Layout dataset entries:

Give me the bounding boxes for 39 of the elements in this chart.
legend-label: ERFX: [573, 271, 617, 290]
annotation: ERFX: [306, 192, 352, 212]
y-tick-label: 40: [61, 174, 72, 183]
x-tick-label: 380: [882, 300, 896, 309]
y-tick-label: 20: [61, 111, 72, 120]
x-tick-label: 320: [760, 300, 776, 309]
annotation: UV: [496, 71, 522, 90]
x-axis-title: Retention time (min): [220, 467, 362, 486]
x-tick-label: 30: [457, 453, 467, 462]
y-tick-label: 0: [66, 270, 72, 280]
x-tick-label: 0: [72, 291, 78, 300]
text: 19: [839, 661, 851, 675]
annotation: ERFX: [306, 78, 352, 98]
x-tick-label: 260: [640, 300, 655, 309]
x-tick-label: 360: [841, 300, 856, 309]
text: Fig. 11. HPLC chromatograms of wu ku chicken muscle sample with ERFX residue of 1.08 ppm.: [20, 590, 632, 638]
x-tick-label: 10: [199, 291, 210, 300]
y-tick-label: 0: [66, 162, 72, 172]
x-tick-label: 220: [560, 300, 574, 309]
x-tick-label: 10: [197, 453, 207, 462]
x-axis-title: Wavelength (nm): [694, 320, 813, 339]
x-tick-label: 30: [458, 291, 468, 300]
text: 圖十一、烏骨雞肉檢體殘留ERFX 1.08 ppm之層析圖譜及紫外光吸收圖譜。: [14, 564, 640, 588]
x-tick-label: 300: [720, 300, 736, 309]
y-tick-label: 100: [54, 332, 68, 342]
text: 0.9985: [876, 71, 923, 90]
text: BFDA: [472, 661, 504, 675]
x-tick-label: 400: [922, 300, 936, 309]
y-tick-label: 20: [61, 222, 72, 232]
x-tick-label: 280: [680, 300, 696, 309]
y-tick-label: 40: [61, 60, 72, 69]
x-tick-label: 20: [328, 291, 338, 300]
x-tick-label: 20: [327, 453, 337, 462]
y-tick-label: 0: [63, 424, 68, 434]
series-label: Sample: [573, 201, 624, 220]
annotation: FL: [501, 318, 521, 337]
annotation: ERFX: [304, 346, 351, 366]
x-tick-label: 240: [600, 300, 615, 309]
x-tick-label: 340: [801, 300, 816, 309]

→ **What is asked**
Convert every line of the records above into a JSON list of strings, with one string per line and any blank lines omitted.

→ **Result of the task**
[
  "Give me the bounding boxes for 39 of the elements in this chart.",
  "legend-label: ERFX: [573, 271, 617, 290]",
  "annotation: ERFX: [306, 192, 352, 212]",
  "y-tick-label: 40: [61, 174, 72, 183]",
  "x-tick-label: 380: [882, 300, 896, 309]",
  "y-tick-label: 20: [61, 111, 72, 120]",
  "x-tick-label: 320: [760, 300, 776, 309]",
  "annotation: UV: [496, 71, 522, 90]",
  "x-axis-title: Retention time (min): [220, 467, 362, 486]",
  "x-tick-label: 30: [457, 453, 467, 462]",
  "y-tick-label: 0: [66, 270, 72, 280]",
  "x-tick-label: 0: [72, 291, 78, 300]",
  "text: 19: [839, 661, 851, 675]",
  "annotation: ERFX: [306, 78, 352, 98]",
  "x-tick-label: 260: [640, 300, 655, 309]",
  "x-tick-label: 360: [841, 300, 856, 309]",
  "text: Fig. 11. HPLC chromatograms of wu ku chicken muscle sample with ERFX residue of 1.08 ppm.: [20, 590, 632, 638]",
  "x-tick-label: 10: [199, 291, 210, 300]",
  "y-tick-label: 0: [66, 162, 72, 172]",
  "x-tick-label: 220: [560, 300, 574, 309]",
  "x-tick-label: 10: [197, 453, 207, 462]",
  "x-axis-title: Wavelength (nm): [694, 320, 813, 339]",
  "x-tick-label: 30: [458, 291, 468, 300]",
  "text: 圖十一、烏骨雞肉檢體殘留ERFX 1.08 ppm之層析圖譜及紫外光吸收圖譜。: [14, 564, 640, 588]",
  "x-tick-label: 300: [720, 300, 736, 309]",
  "y-tick-label: 100: [54, 332, 68, 342]",
  "text: 0.9985: [876, 71, 923, 90]",
  "text: BFDA: [472, 661, 504, 675]",
  "x-tick-label: 400: [922, 300, 936, 309]",
  "y-tick-label: 20: [61, 222, 72, 232]",
  "x-tick-label: 280: [680, 300, 696, 309]",
  "y-tick-label: 40: [61, 60, 72, 69]",
  "x-tick-label: 20: [328, 291, 338, 300]",
  "x-tick-label: 20: [327, 453, 337, 462]",
  "y-tick-label: 0: [63, 424, 68, 434]",
  "series-label: Sample: [573, 201, 624, 220]",
  "annotation: FL: [501, 318, 521, 337]",
  "annotation: ERFX: [304, 346, 351, 366]",
  "x-tick-label: 240: [600, 300, 615, 309]",
  "x-tick-label: 340: [801, 300, 816, 309]"
]